Written problem =
Please reproduce all of the data below, renaming every "chevron-right-icon" to "arrow-right-icon" and leaving everything else unchanged. Omit the pictures from your output.

Spatial annotation data
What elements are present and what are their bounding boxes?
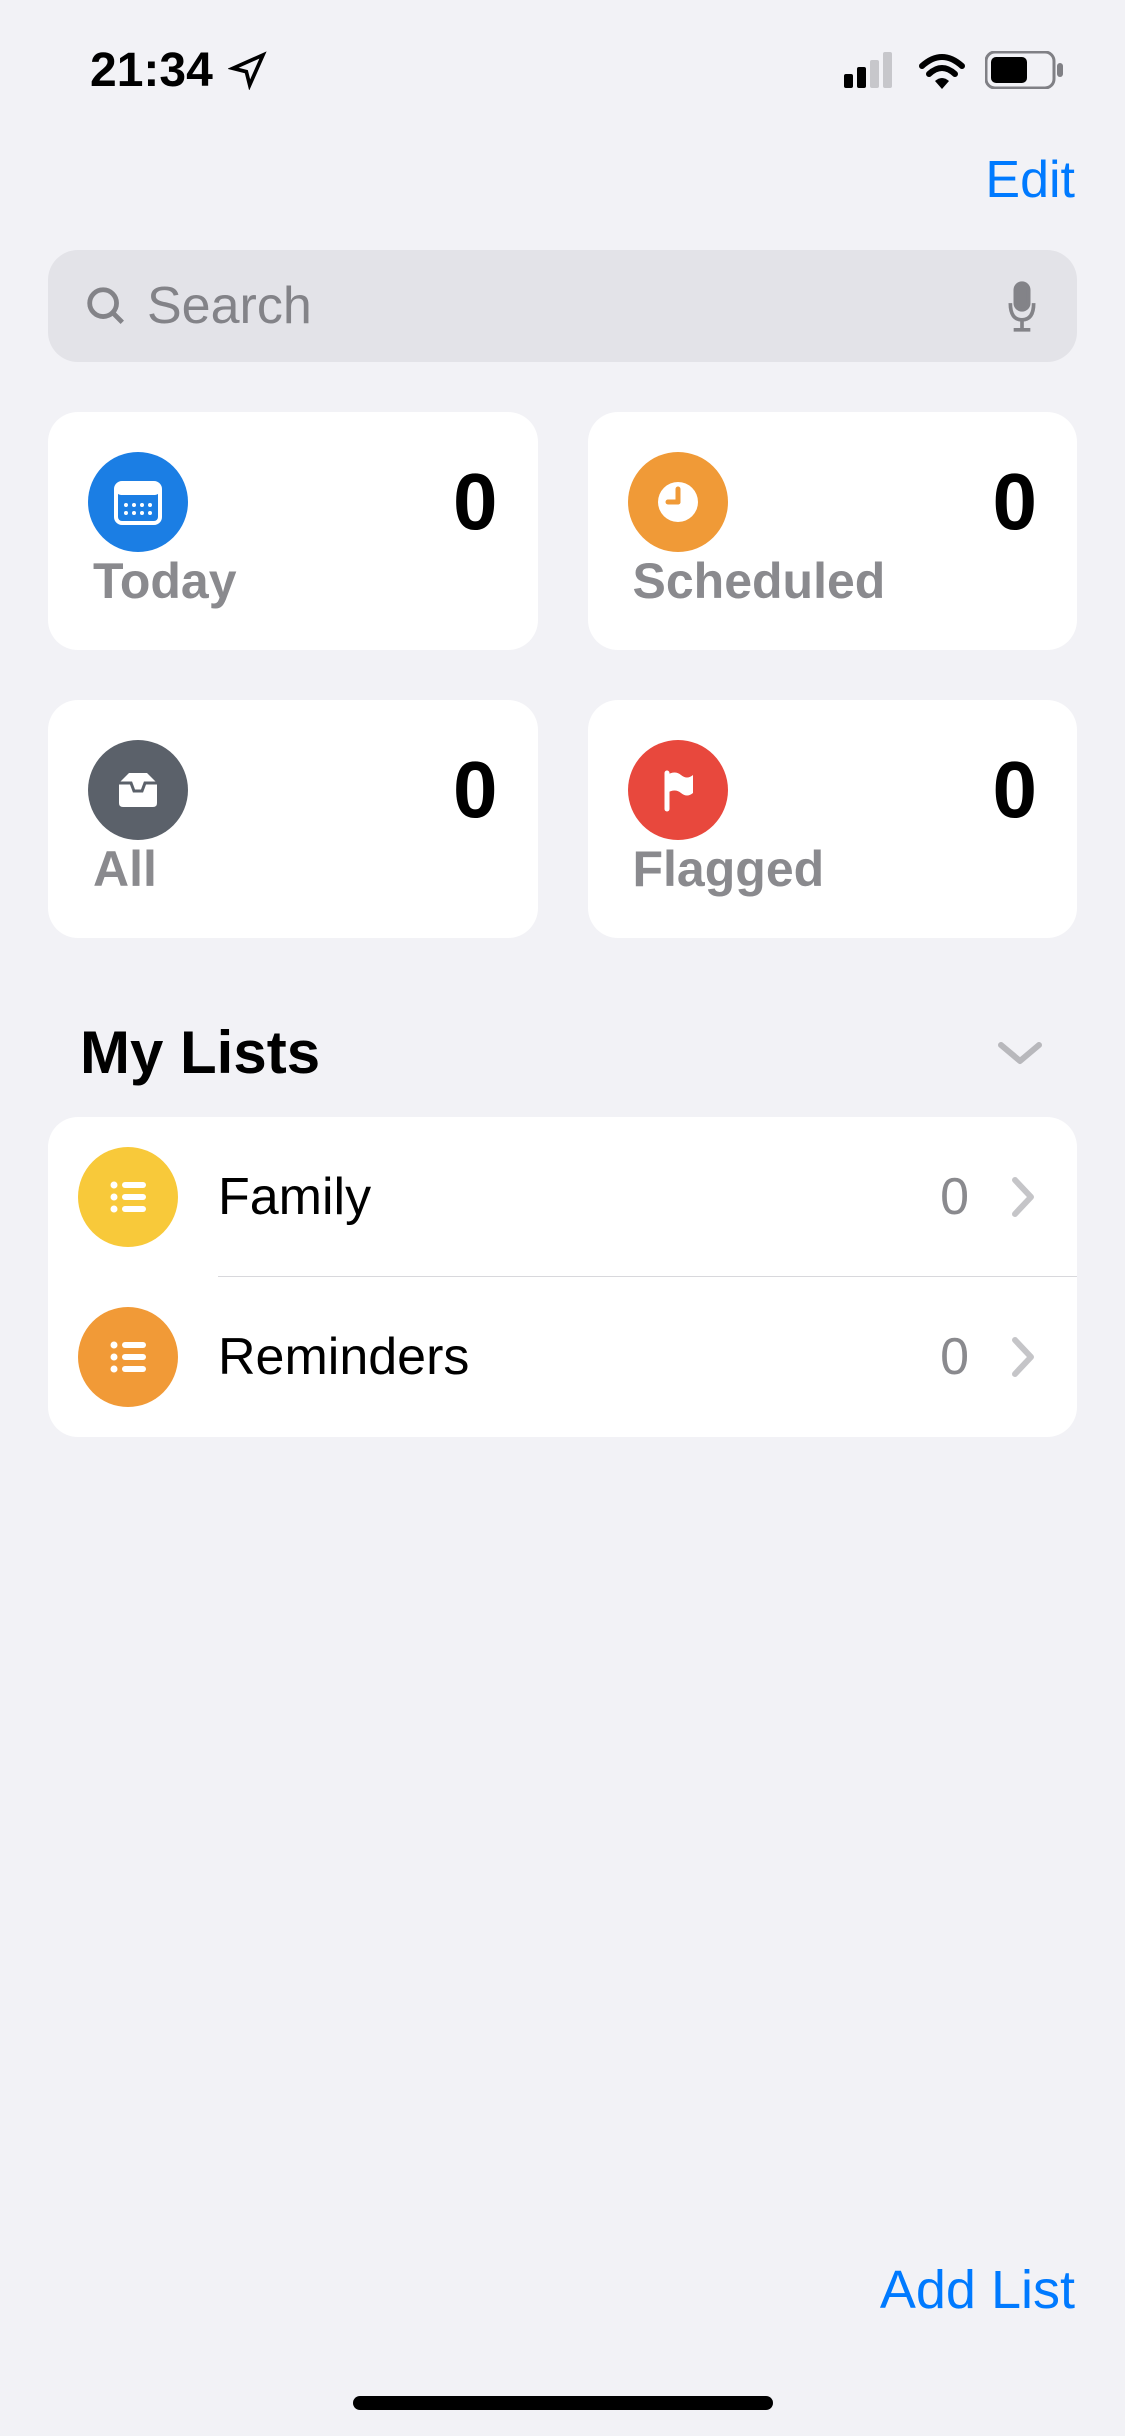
location-icon (228, 50, 268, 90)
add-list-button[interactable]: Add List (880, 2259, 1075, 2321)
search-input[interactable] (147, 276, 984, 336)
wifi-icon (917, 51, 967, 89)
edit-button[interactable]: Edit (985, 150, 1075, 210)
list-count: 0 (940, 1167, 969, 1227)
all-card[interactable]: 0 All (48, 700, 538, 938)
cellular-icon (844, 52, 899, 88)
flag-icon (628, 740, 728, 840)
calendar-icon (88, 452, 188, 552)
lists-container: Family 0 Reminders 0 (48, 1117, 1077, 1437)
list-bullets-icon (78, 1147, 178, 1247)
my-lists-header[interactable]: My Lists (0, 1018, 1125, 1117)
list-count: 0 (940, 1327, 969, 1387)
chevron-right-icon (1009, 1174, 1037, 1220)
flagged-label: Flagged (628, 840, 1038, 898)
flagged-card[interactable]: 0 Flagged (588, 700, 1078, 938)
bottom-bar: Add List (880, 2259, 1075, 2321)
home-indicator[interactable] (353, 2396, 773, 2410)
status-bar: 21:34 (0, 0, 1125, 120)
all-count: 0 (453, 744, 498, 836)
inbox-icon (88, 740, 188, 840)
status-time-container: 21:34 (90, 43, 268, 98)
chevron-down-icon (995, 1037, 1045, 1069)
my-lists-title: My Lists (80, 1018, 320, 1087)
today-card[interactable]: 0 Today (48, 412, 538, 650)
mic-icon[interactable] (1002, 279, 1042, 334)
list-bullets-icon (78, 1307, 178, 1407)
scheduled-count: 0 (993, 456, 1038, 548)
all-label: All (88, 840, 498, 898)
battery-icon (985, 51, 1065, 89)
list-item-family[interactable]: Family 0 (48, 1117, 1077, 1277)
scheduled-label: Scheduled (628, 552, 1038, 610)
search-bar[interactable] (48, 250, 1077, 362)
search-icon (83, 283, 129, 329)
status-indicators (844, 51, 1065, 89)
list-name: Reminders (218, 1327, 900, 1387)
today-count: 0 (453, 456, 498, 548)
chevron-right-icon (1009, 1334, 1037, 1380)
smart-lists-grid: 0 Today 0 Scheduled 0 (0, 412, 1125, 938)
flagged-count: 0 (993, 744, 1038, 836)
scheduled-card[interactable]: 0 Scheduled (588, 412, 1078, 650)
list-item-reminders[interactable]: Reminders 0 (48, 1277, 1077, 1437)
clock-icon (628, 452, 728, 552)
top-nav: Edit (0, 120, 1125, 250)
status-time: 21:34 (90, 43, 213, 98)
today-label: Today (88, 552, 498, 610)
list-name: Family (218, 1167, 900, 1227)
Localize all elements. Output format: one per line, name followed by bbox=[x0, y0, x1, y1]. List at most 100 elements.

The reply =
What elements are present and what are their bounding boxes?
location-icon (228, 50, 268, 90)
add-list-button[interactable]: Add List (880, 2259, 1075, 2321)
search-input[interactable] (147, 276, 984, 336)
wifi-icon (917, 51, 967, 89)
edit-button[interactable]: Edit (985, 150, 1075, 210)
list-count: 0 (940, 1167, 969, 1227)
all-card[interactable]: 0 All (48, 700, 538, 938)
cellular-icon (844, 52, 899, 88)
flag-icon (628, 740, 728, 840)
calendar-icon (88, 452, 188, 552)
lists-container: Family 0 Reminders 0 (48, 1117, 1077, 1437)
list-bullets-icon (78, 1147, 178, 1247)
my-lists-header[interactable]: My Lists (0, 1018, 1125, 1117)
list-count: 0 (940, 1327, 969, 1387)
arrow-right-icon (1009, 1174, 1037, 1220)
flagged-label: Flagged (628, 840, 1038, 898)
flagged-card[interactable]: 0 Flagged (588, 700, 1078, 938)
bottom-bar: Add List (880, 2259, 1075, 2321)
home-indicator[interactable] (353, 2396, 773, 2410)
status-bar: 21:34 (0, 0, 1125, 120)
all-count: 0 (453, 744, 498, 836)
inbox-icon (88, 740, 188, 840)
status-time-container: 21:34 (90, 43, 268, 98)
chevron-down-icon (995, 1037, 1045, 1069)
my-lists-title: My Lists (80, 1018, 320, 1087)
today-card[interactable]: 0 Today (48, 412, 538, 650)
mic-icon[interactable] (1002, 279, 1042, 334)
list-bullets-icon (78, 1307, 178, 1407)
scheduled-count: 0 (993, 456, 1038, 548)
all-label: All (88, 840, 498, 898)
battery-icon (985, 51, 1065, 89)
list-item-family[interactable]: Family 0 (48, 1117, 1077, 1277)
scheduled-label: Scheduled (628, 552, 1038, 610)
search-bar[interactable] (48, 250, 1077, 362)
search-icon (83, 283, 129, 329)
status-indicators (844, 51, 1065, 89)
list-name: Reminders (218, 1327, 900, 1387)
today-count: 0 (453, 456, 498, 548)
arrow-right-icon (1009, 1334, 1037, 1380)
smart-lists-grid: 0 Today 0 Scheduled 0 (0, 412, 1125, 938)
flagged-count: 0 (993, 744, 1038, 836)
scheduled-card[interactable]: 0 Scheduled (588, 412, 1078, 650)
list-item-reminders[interactable]: Reminders 0 (48, 1277, 1077, 1437)
clock-icon (628, 452, 728, 552)
top-nav: Edit (0, 120, 1125, 250)
status-time: 21:34 (90, 43, 213, 98)
today-label: Today (88, 552, 498, 610)
list-name: Family (218, 1167, 900, 1227)
Localize all elements. Output format: one per line, name followed by bbox=[x0, y0, x1, y1]. List at most 100 elements.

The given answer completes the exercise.